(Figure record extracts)
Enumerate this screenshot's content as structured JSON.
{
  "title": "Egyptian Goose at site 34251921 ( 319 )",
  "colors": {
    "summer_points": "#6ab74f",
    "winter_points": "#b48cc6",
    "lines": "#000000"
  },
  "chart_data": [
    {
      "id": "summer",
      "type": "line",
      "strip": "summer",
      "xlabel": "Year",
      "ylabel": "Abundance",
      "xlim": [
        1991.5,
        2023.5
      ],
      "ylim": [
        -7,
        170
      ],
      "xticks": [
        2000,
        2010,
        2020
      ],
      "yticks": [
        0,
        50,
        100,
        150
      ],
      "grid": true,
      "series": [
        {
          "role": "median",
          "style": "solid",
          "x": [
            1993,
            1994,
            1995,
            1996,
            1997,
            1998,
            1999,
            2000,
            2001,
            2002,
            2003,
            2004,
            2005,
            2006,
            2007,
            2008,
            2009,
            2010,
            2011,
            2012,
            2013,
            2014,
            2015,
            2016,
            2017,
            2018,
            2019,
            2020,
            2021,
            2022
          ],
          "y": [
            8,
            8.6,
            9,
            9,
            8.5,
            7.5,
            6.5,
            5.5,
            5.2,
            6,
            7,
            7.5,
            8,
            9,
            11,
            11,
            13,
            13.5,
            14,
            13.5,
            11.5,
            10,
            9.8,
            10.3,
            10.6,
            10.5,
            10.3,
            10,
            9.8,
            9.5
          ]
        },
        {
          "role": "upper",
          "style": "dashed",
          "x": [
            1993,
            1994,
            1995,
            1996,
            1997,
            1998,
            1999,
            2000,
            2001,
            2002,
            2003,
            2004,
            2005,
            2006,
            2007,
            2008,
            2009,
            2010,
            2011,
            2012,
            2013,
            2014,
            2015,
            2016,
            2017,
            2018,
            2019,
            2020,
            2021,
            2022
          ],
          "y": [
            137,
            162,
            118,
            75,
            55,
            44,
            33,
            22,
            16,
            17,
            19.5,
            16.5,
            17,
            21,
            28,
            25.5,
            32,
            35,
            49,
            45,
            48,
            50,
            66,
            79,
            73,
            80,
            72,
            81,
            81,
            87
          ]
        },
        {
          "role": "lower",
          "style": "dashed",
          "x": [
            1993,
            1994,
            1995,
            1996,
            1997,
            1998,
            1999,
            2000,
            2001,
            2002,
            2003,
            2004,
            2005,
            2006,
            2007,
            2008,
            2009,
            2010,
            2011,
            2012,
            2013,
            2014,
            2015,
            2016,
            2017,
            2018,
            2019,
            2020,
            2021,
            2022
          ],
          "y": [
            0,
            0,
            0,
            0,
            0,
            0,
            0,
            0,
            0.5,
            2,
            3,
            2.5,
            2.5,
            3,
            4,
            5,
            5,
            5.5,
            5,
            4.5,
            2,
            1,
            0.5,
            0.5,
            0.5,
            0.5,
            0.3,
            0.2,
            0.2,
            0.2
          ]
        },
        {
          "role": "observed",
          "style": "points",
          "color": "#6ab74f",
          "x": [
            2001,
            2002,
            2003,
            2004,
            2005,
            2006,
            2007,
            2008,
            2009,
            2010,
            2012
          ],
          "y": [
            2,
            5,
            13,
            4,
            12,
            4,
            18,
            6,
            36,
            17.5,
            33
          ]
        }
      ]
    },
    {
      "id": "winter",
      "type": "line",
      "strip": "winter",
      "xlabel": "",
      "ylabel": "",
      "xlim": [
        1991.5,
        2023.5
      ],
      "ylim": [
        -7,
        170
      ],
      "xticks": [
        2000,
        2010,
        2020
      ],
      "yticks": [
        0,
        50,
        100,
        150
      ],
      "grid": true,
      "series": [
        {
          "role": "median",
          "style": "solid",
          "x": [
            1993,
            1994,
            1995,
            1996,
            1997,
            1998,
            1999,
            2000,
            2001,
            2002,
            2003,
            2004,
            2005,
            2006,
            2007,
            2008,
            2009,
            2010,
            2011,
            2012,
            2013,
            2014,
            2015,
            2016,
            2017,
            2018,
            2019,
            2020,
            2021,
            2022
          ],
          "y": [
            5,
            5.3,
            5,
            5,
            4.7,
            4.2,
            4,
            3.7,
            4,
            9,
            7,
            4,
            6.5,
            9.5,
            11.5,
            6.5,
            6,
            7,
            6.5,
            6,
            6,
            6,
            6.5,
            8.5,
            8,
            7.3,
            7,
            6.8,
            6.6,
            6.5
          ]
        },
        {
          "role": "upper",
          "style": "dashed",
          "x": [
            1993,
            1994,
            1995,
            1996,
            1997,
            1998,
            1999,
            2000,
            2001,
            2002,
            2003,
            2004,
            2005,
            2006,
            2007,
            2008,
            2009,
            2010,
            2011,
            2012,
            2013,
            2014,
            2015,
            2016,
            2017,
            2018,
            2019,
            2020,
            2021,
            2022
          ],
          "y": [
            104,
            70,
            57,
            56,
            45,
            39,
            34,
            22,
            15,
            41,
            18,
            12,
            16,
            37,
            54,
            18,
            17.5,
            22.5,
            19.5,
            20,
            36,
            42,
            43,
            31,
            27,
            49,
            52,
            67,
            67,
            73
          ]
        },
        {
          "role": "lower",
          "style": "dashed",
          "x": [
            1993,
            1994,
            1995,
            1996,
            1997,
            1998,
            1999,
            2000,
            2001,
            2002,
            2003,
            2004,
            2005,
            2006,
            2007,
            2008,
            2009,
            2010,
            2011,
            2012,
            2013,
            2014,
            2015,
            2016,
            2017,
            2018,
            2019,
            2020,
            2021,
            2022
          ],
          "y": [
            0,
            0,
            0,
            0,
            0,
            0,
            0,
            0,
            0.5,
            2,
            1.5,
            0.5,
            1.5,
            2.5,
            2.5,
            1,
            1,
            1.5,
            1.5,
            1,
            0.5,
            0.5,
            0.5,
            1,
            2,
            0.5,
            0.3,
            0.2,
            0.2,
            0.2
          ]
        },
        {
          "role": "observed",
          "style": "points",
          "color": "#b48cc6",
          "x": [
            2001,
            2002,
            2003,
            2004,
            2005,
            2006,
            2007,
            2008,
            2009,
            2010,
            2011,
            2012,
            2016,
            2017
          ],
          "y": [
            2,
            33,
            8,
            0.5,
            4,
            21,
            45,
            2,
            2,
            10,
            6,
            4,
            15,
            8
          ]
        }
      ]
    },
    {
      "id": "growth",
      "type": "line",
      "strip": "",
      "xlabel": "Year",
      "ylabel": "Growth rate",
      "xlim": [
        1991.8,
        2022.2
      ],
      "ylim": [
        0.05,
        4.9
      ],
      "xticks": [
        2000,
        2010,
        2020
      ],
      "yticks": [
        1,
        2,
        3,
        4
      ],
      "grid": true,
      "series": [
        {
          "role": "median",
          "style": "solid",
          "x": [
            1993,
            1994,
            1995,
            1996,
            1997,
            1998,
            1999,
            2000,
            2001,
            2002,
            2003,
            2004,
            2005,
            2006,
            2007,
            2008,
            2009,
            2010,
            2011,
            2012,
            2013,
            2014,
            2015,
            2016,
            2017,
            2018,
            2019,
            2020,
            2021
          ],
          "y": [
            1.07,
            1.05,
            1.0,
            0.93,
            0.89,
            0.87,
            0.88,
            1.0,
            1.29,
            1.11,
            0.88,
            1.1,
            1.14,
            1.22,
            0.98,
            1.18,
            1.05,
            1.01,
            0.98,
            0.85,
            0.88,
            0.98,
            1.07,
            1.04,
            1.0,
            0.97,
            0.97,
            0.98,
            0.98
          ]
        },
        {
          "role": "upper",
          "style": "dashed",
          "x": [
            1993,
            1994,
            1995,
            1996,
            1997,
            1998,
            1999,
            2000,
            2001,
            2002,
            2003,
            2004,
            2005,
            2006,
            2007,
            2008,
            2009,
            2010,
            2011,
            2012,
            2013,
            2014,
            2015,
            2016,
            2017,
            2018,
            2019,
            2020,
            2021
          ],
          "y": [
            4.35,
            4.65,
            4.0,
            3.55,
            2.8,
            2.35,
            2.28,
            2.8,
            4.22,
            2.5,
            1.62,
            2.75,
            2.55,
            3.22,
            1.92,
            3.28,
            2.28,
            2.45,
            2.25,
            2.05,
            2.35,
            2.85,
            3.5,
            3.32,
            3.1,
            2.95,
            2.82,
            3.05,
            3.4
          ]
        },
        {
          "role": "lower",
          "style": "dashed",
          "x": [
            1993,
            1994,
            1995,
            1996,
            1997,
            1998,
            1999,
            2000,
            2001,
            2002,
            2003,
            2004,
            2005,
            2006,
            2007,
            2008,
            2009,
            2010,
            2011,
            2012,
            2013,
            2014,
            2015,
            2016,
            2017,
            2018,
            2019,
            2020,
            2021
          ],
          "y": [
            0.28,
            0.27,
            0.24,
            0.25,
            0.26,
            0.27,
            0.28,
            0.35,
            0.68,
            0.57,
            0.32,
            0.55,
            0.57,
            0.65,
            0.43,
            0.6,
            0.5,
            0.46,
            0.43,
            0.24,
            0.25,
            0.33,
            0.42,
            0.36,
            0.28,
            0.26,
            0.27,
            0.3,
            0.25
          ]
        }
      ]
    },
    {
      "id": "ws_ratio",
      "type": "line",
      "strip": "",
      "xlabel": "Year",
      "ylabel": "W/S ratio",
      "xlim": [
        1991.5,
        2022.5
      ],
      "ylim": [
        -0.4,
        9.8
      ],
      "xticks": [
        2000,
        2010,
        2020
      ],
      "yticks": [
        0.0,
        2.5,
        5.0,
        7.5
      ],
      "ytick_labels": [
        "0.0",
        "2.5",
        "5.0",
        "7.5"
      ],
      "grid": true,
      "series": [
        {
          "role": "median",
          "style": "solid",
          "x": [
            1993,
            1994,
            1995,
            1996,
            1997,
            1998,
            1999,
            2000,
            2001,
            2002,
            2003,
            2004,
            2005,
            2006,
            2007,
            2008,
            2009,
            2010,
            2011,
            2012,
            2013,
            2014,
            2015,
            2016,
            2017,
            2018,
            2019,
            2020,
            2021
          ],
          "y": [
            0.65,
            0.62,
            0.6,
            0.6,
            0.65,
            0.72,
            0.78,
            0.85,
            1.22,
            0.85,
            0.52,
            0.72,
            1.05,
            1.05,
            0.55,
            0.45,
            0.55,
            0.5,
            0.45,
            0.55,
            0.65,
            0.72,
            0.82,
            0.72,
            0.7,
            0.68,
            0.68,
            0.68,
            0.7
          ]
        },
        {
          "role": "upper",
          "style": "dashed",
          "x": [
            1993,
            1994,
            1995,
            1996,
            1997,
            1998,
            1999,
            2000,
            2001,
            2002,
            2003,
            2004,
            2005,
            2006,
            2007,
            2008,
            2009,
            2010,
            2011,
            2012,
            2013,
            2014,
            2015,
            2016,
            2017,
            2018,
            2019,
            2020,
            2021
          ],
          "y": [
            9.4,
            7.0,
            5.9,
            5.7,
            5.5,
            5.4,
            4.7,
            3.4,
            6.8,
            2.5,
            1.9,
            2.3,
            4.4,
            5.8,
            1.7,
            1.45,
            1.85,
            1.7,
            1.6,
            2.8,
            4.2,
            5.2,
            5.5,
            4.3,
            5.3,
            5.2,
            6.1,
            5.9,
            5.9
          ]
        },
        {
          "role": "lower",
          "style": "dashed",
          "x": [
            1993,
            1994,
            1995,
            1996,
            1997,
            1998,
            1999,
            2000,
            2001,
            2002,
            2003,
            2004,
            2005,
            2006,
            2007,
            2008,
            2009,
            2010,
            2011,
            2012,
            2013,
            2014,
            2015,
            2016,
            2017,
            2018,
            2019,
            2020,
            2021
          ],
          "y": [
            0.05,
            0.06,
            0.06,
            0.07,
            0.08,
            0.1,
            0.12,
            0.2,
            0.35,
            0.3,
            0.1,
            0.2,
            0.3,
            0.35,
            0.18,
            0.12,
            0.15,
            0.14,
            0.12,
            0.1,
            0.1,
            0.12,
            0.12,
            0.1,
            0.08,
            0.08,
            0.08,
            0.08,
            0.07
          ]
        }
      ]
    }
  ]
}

▶ **Exercise brief**: Show every line above in which the word "strip" occurs.

▶ **Answer below**:
      "strip": "summer",
      "strip": "winter",
      "strip": "",
      "strip": "",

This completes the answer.